[What is expected]
Leave out any pictures and transcribe all other data below exactly.

(begin)

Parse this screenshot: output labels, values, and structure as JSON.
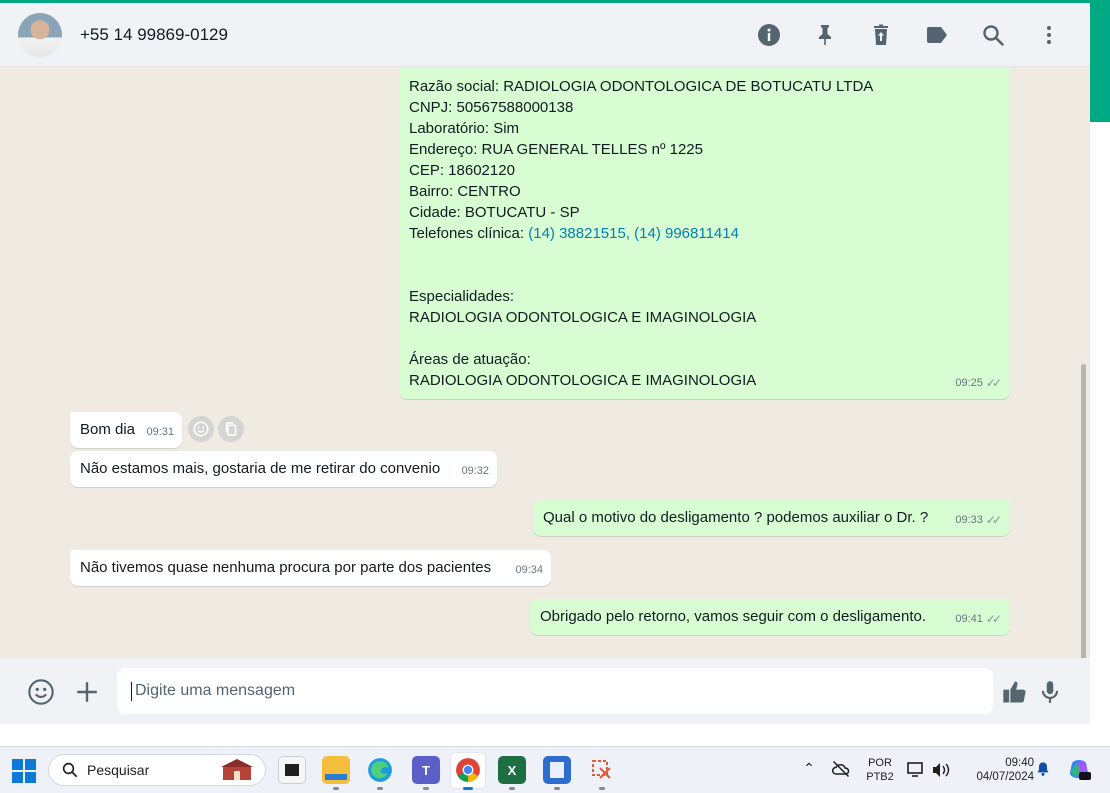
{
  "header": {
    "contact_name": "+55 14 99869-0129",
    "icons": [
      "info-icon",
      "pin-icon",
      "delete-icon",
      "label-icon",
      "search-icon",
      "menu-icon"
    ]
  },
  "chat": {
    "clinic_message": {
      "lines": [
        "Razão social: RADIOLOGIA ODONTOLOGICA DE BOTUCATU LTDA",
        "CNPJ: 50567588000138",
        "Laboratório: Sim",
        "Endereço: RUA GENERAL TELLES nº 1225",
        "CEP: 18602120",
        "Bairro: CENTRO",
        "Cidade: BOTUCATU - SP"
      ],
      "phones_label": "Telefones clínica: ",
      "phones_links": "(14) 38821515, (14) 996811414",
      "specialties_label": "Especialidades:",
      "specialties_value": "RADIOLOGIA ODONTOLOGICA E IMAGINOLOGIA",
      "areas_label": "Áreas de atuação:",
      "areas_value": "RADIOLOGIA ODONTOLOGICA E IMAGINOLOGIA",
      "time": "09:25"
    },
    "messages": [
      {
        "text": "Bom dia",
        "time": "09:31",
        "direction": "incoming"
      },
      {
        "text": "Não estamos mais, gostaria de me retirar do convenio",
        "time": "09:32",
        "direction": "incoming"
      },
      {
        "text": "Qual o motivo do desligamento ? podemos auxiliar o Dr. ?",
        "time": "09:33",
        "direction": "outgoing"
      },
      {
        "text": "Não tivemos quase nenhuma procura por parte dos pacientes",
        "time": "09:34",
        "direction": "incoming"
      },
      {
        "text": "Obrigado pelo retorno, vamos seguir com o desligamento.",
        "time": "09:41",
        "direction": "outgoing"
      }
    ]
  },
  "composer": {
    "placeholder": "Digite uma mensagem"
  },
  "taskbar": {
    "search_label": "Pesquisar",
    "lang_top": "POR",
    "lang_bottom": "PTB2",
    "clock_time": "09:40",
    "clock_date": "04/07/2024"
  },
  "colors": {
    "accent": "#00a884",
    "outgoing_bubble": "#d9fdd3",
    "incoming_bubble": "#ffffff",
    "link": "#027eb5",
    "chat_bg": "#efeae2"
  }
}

(end)

[Exercise response]
Parse this screenshot: output labels, values, and structure as JSON.
{
  "header": {
    "contact_name": "+55 14 99869-0129",
    "icons": [
      "info-icon",
      "pin-icon",
      "delete-icon",
      "label-icon",
      "search-icon",
      "menu-icon"
    ]
  },
  "chat": {
    "clinic_message": {
      "lines": [
        "Razão social: RADIOLOGIA ODONTOLOGICA DE BOTUCATU LTDA",
        "CNPJ: 50567588000138",
        "Laboratório: Sim",
        "Endereço: RUA GENERAL TELLES nº 1225",
        "CEP: 18602120",
        "Bairro: CENTRO",
        "Cidade: BOTUCATU - SP"
      ],
      "phones_label": "Telefones clínica: ",
      "phones_links": "(14) 38821515, (14) 996811414",
      "specialties_label": "Especialidades:",
      "specialties_value": "RADIOLOGIA ODONTOLOGICA E IMAGINOLOGIA",
      "areas_label": "Áreas de atuação:",
      "areas_value": "RADIOLOGIA ODONTOLOGICA E IMAGINOLOGIA",
      "time": "09:25"
    },
    "messages": [
      {
        "text": "Bom dia",
        "time": "09:31",
        "direction": "incoming"
      },
      {
        "text": "Não estamos mais, gostaria de me retirar do convenio",
        "time": "09:32",
        "direction": "incoming"
      },
      {
        "text": "Qual o motivo do desligamento ? podemos auxiliar o Dr. ?",
        "time": "09:33",
        "direction": "outgoing"
      },
      {
        "text": "Não tivemos quase nenhuma procura por parte dos pacientes",
        "time": "09:34",
        "direction": "incoming"
      },
      {
        "text": "Obrigado pelo retorno, vamos seguir com o desligamento.",
        "time": "09:41",
        "direction": "outgoing"
      }
    ]
  },
  "composer": {
    "placeholder": "Digite uma mensagem"
  },
  "taskbar": {
    "search_label": "Pesquisar",
    "lang_top": "POR",
    "lang_bottom": "PTB2",
    "clock_time": "09:40",
    "clock_date": "04/07/2024"
  },
  "colors": {
    "accent": "#00a884",
    "outgoing_bubble": "#d9fdd3",
    "incoming_bubble": "#ffffff",
    "link": "#027eb5",
    "chat_bg": "#efeae2"
  }
}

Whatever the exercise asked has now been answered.